> [Goal of the exercise] Copy each line in which the string "المشركين" occurs.

Dataset entries
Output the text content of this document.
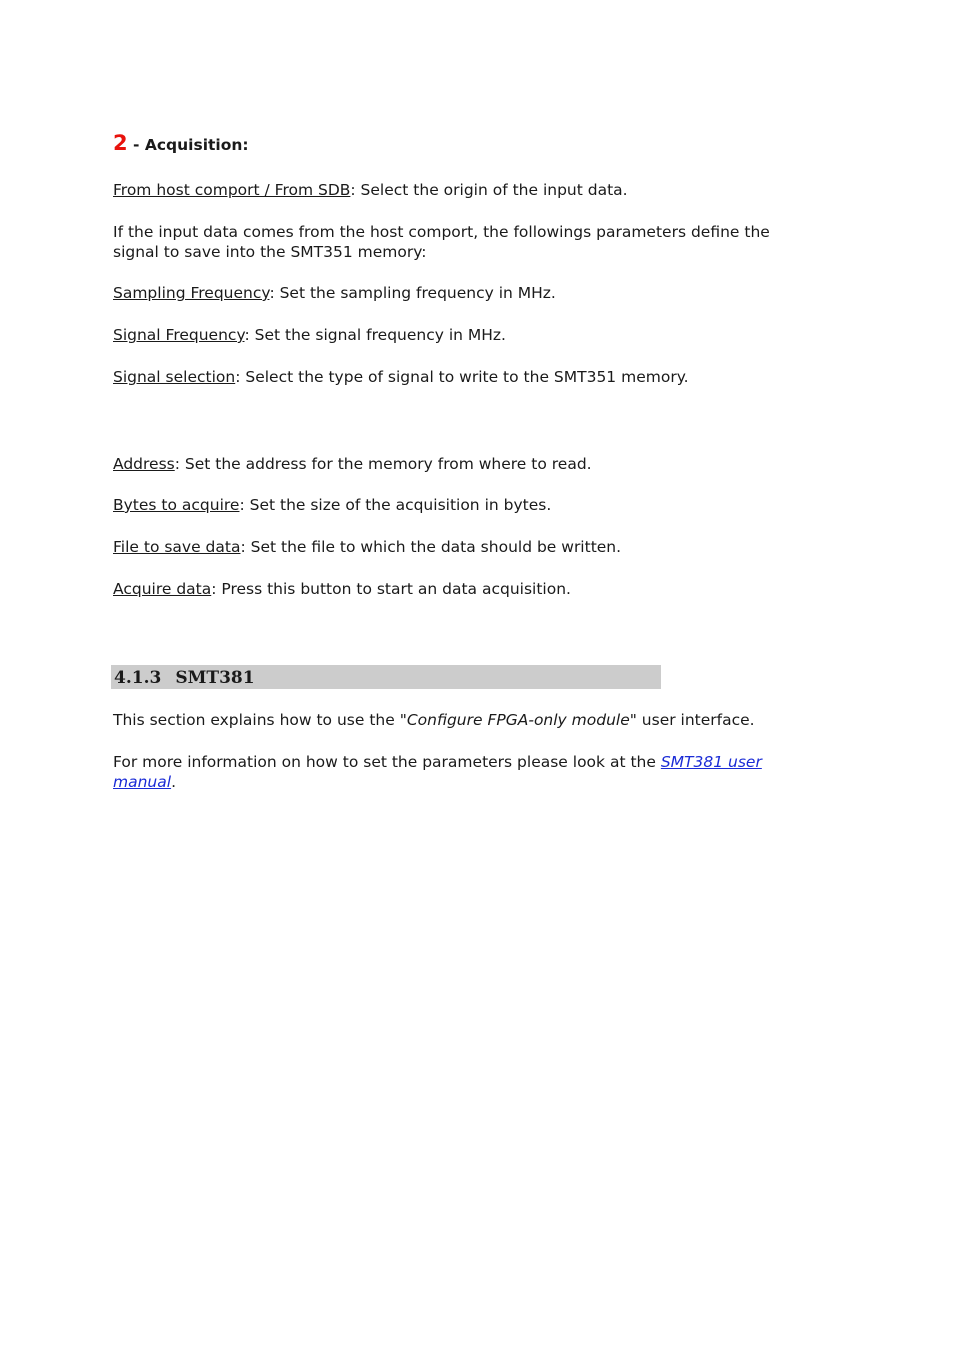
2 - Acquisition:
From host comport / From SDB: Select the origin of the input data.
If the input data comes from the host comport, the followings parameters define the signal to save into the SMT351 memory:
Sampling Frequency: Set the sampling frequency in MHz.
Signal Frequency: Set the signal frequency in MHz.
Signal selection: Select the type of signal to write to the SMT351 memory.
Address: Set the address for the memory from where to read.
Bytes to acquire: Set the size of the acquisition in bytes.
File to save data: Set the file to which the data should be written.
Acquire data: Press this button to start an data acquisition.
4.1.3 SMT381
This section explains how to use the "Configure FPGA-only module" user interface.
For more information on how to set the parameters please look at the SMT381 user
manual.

---

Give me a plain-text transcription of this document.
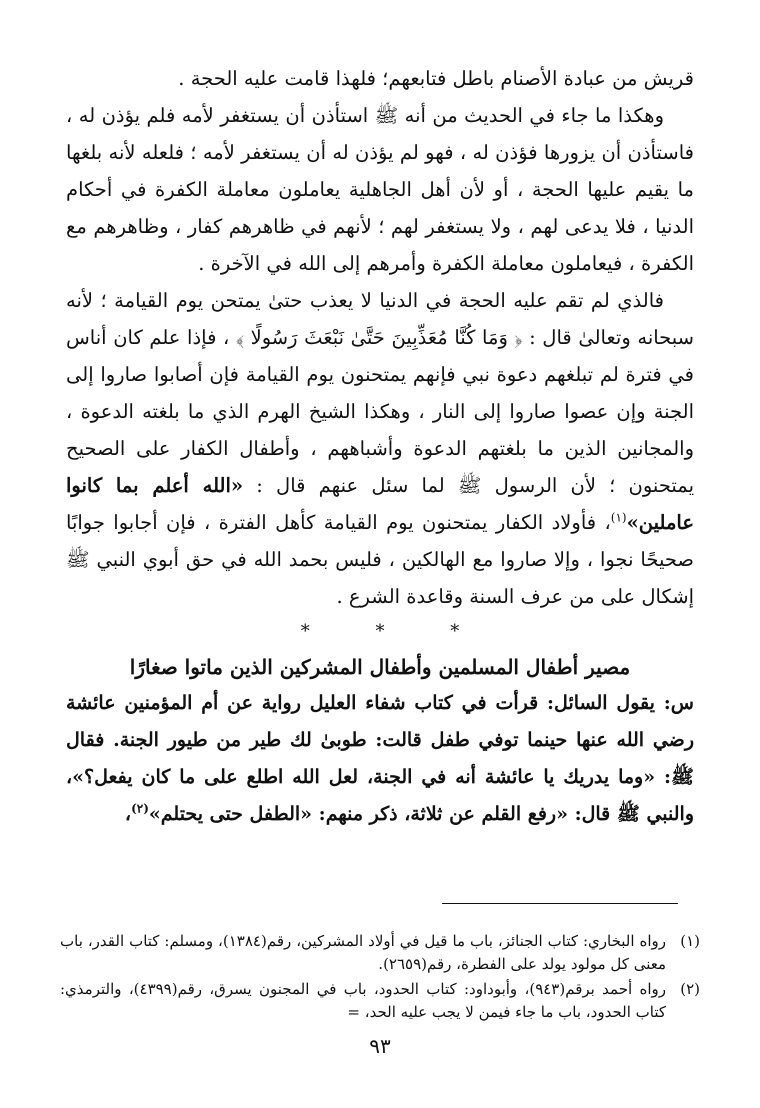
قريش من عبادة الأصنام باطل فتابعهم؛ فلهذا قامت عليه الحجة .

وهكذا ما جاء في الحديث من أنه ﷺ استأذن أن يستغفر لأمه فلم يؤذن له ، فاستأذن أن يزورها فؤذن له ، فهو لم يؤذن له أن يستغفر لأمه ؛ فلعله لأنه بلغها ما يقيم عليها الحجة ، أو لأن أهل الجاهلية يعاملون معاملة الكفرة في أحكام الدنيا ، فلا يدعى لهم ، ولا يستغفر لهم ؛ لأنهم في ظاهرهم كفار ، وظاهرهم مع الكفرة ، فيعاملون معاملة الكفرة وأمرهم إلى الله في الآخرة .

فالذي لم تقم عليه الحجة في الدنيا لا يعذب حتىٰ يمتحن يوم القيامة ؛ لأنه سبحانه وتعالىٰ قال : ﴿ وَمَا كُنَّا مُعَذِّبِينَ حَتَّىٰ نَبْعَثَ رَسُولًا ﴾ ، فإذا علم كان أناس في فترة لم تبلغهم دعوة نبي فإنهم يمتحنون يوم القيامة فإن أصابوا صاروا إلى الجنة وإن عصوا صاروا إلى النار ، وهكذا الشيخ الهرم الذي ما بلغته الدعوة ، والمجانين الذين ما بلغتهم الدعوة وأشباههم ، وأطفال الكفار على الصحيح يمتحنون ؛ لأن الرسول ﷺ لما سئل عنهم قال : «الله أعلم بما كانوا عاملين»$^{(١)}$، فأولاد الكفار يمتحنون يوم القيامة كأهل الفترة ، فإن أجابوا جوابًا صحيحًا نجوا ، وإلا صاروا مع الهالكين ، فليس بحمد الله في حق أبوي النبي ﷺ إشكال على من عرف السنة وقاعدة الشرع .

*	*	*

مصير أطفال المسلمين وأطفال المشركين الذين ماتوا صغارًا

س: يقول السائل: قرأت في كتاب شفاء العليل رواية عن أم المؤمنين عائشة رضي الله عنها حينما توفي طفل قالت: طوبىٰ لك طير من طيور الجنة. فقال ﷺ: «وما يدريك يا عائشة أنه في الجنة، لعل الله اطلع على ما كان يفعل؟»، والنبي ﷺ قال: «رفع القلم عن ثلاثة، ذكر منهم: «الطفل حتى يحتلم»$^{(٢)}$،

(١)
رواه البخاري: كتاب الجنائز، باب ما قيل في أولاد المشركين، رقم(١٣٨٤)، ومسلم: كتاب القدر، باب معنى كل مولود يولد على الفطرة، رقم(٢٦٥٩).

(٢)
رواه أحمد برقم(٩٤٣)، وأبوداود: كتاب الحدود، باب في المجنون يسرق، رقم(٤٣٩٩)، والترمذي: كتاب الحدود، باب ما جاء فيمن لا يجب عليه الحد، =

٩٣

==

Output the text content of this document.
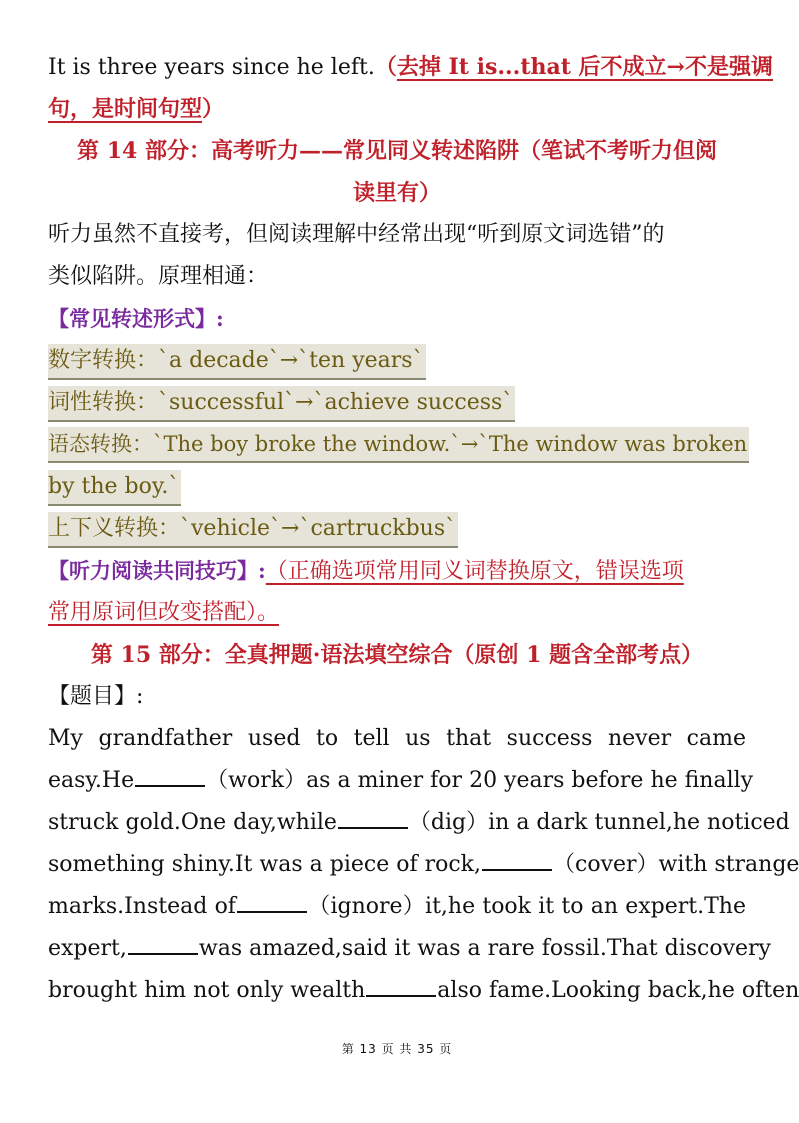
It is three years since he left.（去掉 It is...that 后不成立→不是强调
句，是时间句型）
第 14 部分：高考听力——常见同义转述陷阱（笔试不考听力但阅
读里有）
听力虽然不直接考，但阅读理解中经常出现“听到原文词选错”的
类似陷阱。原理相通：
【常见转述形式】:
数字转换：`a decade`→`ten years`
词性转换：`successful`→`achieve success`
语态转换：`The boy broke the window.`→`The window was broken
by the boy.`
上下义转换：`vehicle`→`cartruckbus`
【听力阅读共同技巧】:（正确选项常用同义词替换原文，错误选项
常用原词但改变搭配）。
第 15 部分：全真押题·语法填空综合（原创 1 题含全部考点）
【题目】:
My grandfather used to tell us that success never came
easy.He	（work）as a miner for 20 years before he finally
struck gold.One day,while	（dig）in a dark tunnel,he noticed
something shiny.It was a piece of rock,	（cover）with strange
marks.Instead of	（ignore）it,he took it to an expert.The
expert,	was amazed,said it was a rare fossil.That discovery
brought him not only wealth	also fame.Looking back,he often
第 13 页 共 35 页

> [Task response]
مصير أطفال المسلمين وأطفال المشركين الذين ماتوا صغارًا
رواه البخاري: كتاب الجنائز، باب ما قيل في أولاد المشركين، رقم(١٣٨٤)، ومسلم: كتاب القدر، باب معنى كل مولود يولد على الفطرة، رقم(٢٦٥٩).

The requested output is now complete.